EXERCISE: Write out the entire listing below exactly as it appears, minus any pictures.

ENTRIES SHOWN:

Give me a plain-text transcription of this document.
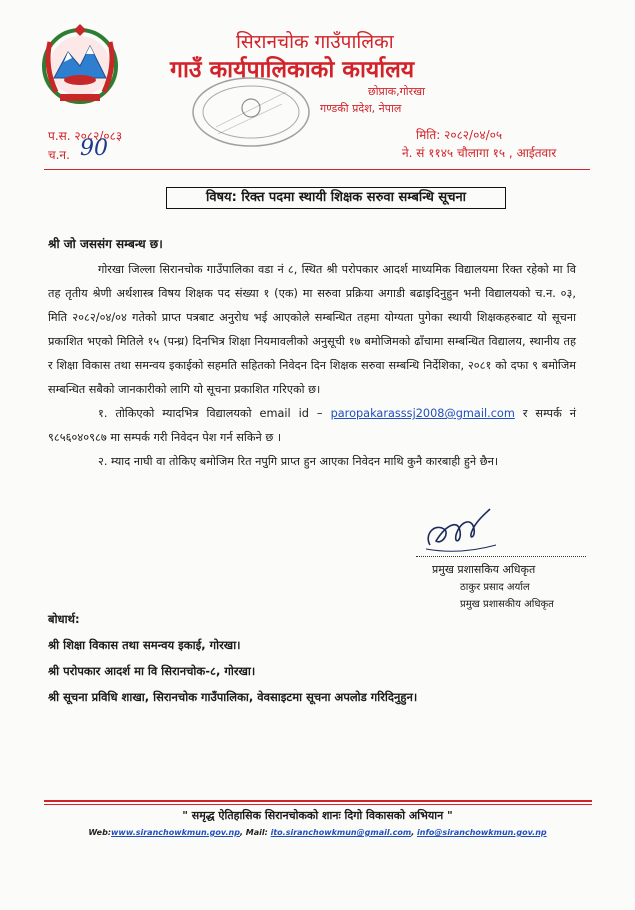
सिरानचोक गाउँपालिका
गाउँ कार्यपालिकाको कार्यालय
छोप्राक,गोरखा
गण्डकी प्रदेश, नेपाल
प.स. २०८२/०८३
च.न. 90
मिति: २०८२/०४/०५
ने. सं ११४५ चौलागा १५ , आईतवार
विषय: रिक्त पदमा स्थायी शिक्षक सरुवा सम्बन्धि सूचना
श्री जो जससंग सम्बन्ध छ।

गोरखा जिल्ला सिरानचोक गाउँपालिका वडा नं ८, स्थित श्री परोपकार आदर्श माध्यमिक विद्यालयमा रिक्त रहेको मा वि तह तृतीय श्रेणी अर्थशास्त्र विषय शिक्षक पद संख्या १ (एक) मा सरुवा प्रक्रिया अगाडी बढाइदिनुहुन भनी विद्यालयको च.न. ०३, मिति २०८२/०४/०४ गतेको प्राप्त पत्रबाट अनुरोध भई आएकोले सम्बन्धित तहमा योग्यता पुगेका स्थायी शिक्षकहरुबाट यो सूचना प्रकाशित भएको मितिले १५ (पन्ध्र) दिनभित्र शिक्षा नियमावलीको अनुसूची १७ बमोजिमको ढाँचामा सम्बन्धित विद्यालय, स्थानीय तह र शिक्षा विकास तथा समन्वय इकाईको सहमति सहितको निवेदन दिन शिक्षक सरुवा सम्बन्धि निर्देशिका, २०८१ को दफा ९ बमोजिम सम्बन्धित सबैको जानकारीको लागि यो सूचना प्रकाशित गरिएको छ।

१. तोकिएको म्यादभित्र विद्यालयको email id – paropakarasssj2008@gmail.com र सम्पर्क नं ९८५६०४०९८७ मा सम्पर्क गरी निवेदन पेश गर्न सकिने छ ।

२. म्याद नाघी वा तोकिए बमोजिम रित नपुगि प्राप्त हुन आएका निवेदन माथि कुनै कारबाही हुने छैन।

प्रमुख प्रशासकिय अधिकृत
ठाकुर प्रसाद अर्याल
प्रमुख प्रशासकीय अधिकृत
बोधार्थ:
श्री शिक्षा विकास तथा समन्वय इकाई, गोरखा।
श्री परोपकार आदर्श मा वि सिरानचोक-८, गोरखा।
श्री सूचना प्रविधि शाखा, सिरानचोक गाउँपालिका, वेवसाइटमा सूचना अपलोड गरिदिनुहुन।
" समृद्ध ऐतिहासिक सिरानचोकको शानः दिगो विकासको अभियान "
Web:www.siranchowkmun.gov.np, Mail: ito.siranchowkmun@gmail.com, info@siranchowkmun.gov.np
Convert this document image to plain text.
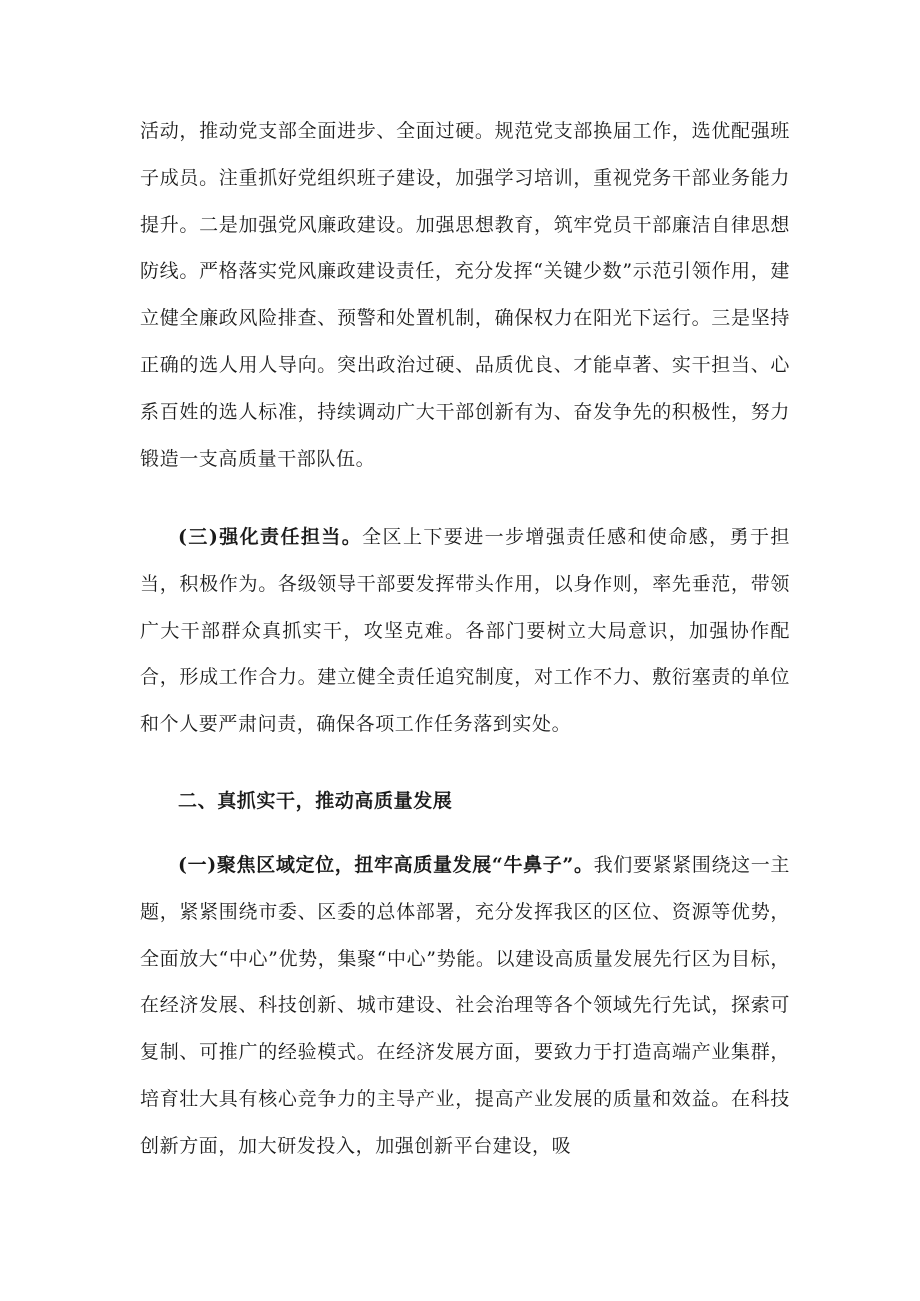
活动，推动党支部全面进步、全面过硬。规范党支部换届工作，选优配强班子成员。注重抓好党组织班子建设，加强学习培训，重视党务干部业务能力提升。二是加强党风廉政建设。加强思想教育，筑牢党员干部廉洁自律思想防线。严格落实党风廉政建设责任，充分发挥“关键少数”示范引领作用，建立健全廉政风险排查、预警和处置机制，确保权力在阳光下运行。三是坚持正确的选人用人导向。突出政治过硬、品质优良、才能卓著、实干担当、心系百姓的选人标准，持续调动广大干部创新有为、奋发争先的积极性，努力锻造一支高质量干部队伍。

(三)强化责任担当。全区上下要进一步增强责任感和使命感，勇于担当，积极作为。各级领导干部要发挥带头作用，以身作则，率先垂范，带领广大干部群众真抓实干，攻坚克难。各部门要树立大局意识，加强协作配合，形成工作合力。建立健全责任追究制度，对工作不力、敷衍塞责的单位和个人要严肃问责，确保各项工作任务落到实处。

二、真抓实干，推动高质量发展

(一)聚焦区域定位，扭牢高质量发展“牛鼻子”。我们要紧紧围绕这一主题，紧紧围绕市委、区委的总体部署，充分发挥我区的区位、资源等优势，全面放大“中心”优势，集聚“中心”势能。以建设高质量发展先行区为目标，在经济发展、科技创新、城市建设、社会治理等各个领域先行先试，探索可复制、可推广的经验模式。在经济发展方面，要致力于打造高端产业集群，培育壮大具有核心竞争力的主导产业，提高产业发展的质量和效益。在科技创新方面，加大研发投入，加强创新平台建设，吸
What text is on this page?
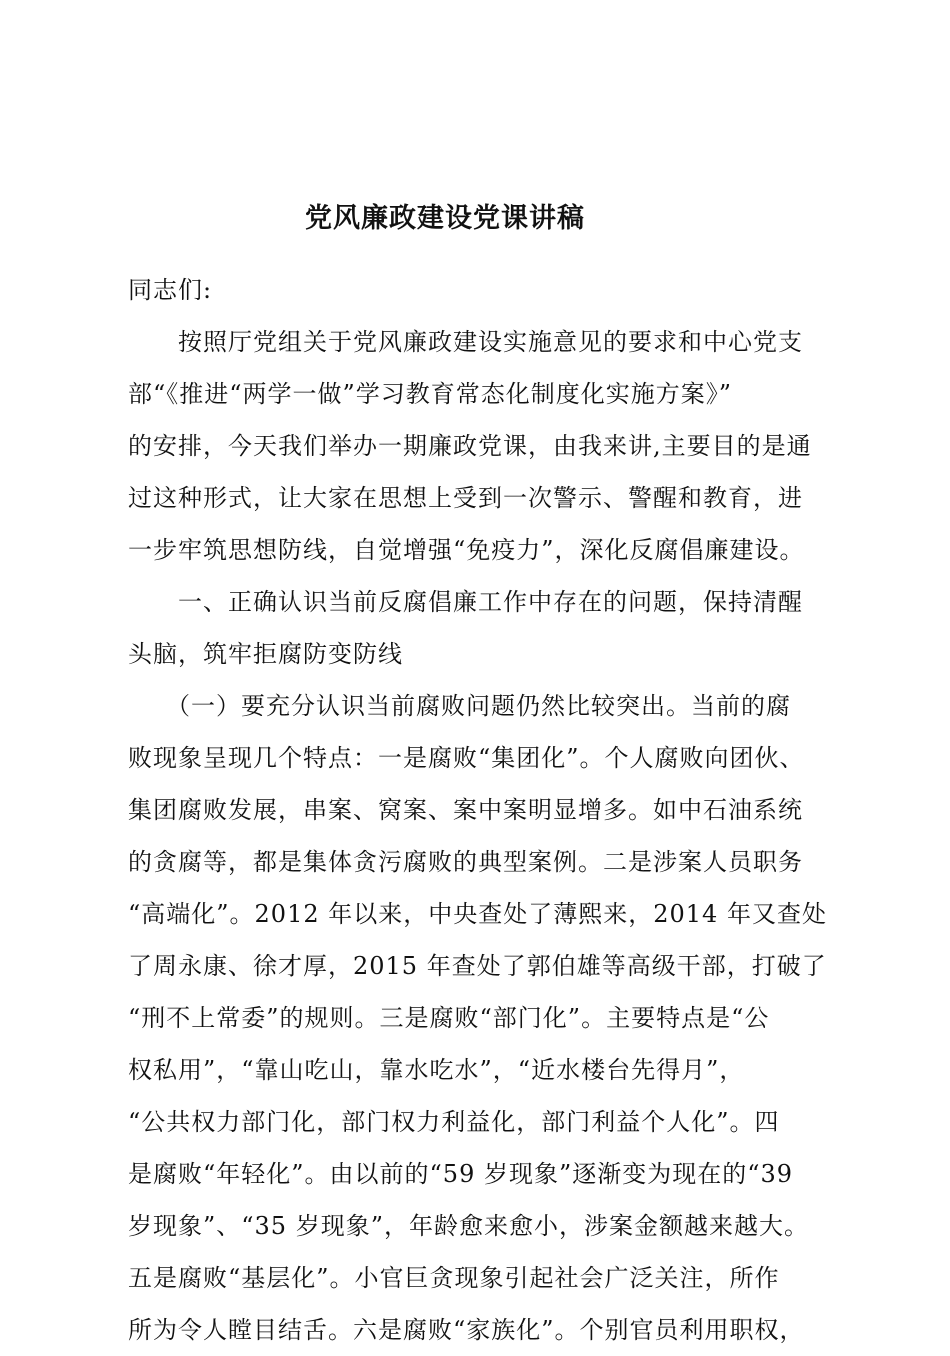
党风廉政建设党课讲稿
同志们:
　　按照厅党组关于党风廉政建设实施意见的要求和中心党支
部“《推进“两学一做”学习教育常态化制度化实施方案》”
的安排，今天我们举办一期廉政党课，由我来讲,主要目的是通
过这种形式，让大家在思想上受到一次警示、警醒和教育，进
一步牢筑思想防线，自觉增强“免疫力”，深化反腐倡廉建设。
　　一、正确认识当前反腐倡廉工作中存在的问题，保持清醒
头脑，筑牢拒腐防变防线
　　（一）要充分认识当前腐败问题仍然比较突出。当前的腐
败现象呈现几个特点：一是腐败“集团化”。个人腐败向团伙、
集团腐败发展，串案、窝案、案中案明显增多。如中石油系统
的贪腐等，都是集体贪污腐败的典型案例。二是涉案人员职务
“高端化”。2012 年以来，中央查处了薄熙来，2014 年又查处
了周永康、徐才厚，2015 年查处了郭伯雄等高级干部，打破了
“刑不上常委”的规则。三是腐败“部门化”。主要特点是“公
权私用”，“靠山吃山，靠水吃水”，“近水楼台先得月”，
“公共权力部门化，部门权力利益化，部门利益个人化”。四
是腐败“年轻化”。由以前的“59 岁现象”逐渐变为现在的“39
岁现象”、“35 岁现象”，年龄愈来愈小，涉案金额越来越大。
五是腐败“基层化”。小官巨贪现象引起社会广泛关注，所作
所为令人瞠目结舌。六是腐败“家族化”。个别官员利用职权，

COMPLETED EXERCISE:
Give me a plain-text transcription of this document.
सिरानचोक गाउँपालिका
गाउँ कार्यपालिकाको कार्यालय
छोप्राक,गोरखा
गण्डकी प्रदेश, नेपाल
प.स. २०८२/०८३
च.न. 90
मिति: २०८२/०४/०५
ने. सं ११४५ चौलागा १५ , आईतवार
विषय: रिक्त पदमा स्थायी शिक्षक सरुवा सम्बन्धि सूचना
श्री जो जससंग सम्बन्ध छ।

गोरखा जिल्ला सिरानचोक गाउँपालिका वडा नं ८, स्थित श्री परोपकार आदर्श माध्यमिक विद्यालयमा रिक्त रहेको मा वि तह तृतीय श्रेणी अर्थशास्त्र विषय शिक्षक पद संख्या १ (एक) मा सरुवा प्रक्रिया अगाडी बढाइदिनुहुन भनी विद्यालयको च.न. ०३, मिति २०८२/०४/०४ गतेको प्राप्त पत्रबाट अनुरोध भई आएकोले सम्बन्धित तहमा योग्यता पुगेका स्थायी शिक्षकहरुबाट यो सूचना प्रकाशित भएको मितिले १५ (पन्ध्र) दिनभित्र शिक्षा नियमावलीको अनुसूची १७ बमोजिमको ढाँचामा सम्बन्धित विद्यालय, स्थानीय तह र शिक्षा विकास तथा समन्वय इकाईको सहमति सहितको निवेदन दिन शिक्षक सरुवा सम्बन्धि निर्देशिका, २०८१ को दफा ९ बमोजिम सम्बन्धित सबैको जानकारीको लागि यो सूचना प्रकाशित गरिएको छ।

१. तोकिएको म्यादभित्र विद्यालयको email id – paropakarasssj2008@gmail.com र सम्पर्क नं ९८५६०४०९८७ मा सम्पर्क गरी निवेदन पेश गर्न सकिने छ ।

२. म्याद नाघी वा तोकिए बमोजिम रित नपुगि प्राप्त हुन आएका निवेदन माथि कुनै कारबाही हुने छैन।

प्रमुख प्रशासकिय अधिकृत
ठाकुर प्रसाद अर्याल
प्रमुख प्रशासकीय अधिकृत
बोधार्थ:
श्री शिक्षा विकास तथा समन्वय इकाई, गोरखा।
श्री परोपकार आदर्श मा वि सिरानचोक-८, गोरखा।
श्री सूचना प्रविधि शाखा, सिरानचोक गाउँपालिका, वेवसाइटमा सूचना अपलोड गरिदिनुहुन।
" समृद्ध ऐतिहासिक सिरानचोकको शानः दिगो विकासको अभियान "
Web:www.siranchowkmun.gov.np, Mail: ito.siranchowkmun@gmail.com, info@siranchowkmun.gov.np
Convert this document image to plain text.
活动，推动党支部全面进步、全面过硬。规范党支部换届工作，选优配强班子成员。注重抓好党组织班子建设，加强学习培训，重视党务干部业务能力提升。二是加强党风廉政建设。加强思想教育，筑牢党员干部廉洁自律思想防线。严格落实党风廉政建设责任，充分发挥“关键少数”示范引领作用，建立健全廉政风险排查、预警和处置机制，确保权力在阳光下运行。三是坚持正确的选人用人导向。突出政治过硬、品质优良、才能卓著、实干担当、心系百姓的选人标准，持续调动广大干部创新有为、奋发争先的积极性，努力锻造一支高质量干部队伍。

(三)强化责任担当。全区上下要进一步增强责任感和使命感，勇于担当，积极作为。各级领导干部要发挥带头作用，以身作则，率先垂范，带领广大干部群众真抓实干，攻坚克难。各部门要树立大局意识，加强协作配合，形成工作合力。建立健全责任追究制度，对工作不力、敷衍塞责的单位和个人要严肃问责，确保各项工作任务落到实处。

二、真抓实干，推动高质量发展

(一)聚焦区域定位，扭牢高质量发展“牛鼻子”。我们要紧紧围绕这一主题，紧紧围绕市委、区委的总体部署，充分发挥我区的区位、资源等优势，全面放大“中心”优势，集聚“中心”势能。以建设高质量发展先行区为目标，在经济发展、科技创新、城市建设、社会治理等各个领域先行先试，探索可复制、可推广的经验模式。在经济发展方面，要致力于打造高端产业集群，培育壮大具有核心竞争力的主导产业，提高产业发展的质量和效益。在科技创新方面，加大研发投入，加强创新平台建设，吸
What text is on this page?
党风廉政建设党课讲稿
同志们:
　　按照厅党组关于党风廉政建设实施意见的要求和中心党支
部“《推进“两学一做”学习教育常态化制度化实施方案》”
的安排，今天我们举办一期廉政党课，由我来讲,主要目的是通
过这种形式，让大家在思想上受到一次警示、警醒和教育，进
一步牢筑思想防线，自觉增强“免疫力”，深化反腐倡廉建设。
　　一、正确认识当前反腐倡廉工作中存在的问题，保持清醒
头脑，筑牢拒腐防变防线
　　（一）要充分认识当前腐败问题仍然比较突出。当前的腐
败现象呈现几个特点：一是腐败“集团化”。个人腐败向团伙、
集团腐败发展，串案、窝案、案中案明显增多。如中石油系统
的贪腐等，都是集体贪污腐败的典型案例。二是涉案人员职务
“高端化”。2012 年以来，中央查处了薄熙来，2014 年又查处
了周永康、徐才厚，2015 年查处了郭伯雄等高级干部，打破了
“刑不上常委”的规则。三是腐败“部门化”。主要特点是“公
权私用”，“靠山吃山，靠水吃水”，“近水楼台先得月”，
“公共权力部门化，部门权力利益化，部门利益个人化”。四
是腐败“年轻化”。由以前的“59 岁现象”逐渐变为现在的“39
岁现象”、“35 岁现象”，年龄愈来愈小，涉案金额越来越大。
五是腐败“基层化”。小官巨贪现象引起社会广泛关注，所作
所为令人瞠目结舌。六是腐败“家族化”。个别官员利用职权，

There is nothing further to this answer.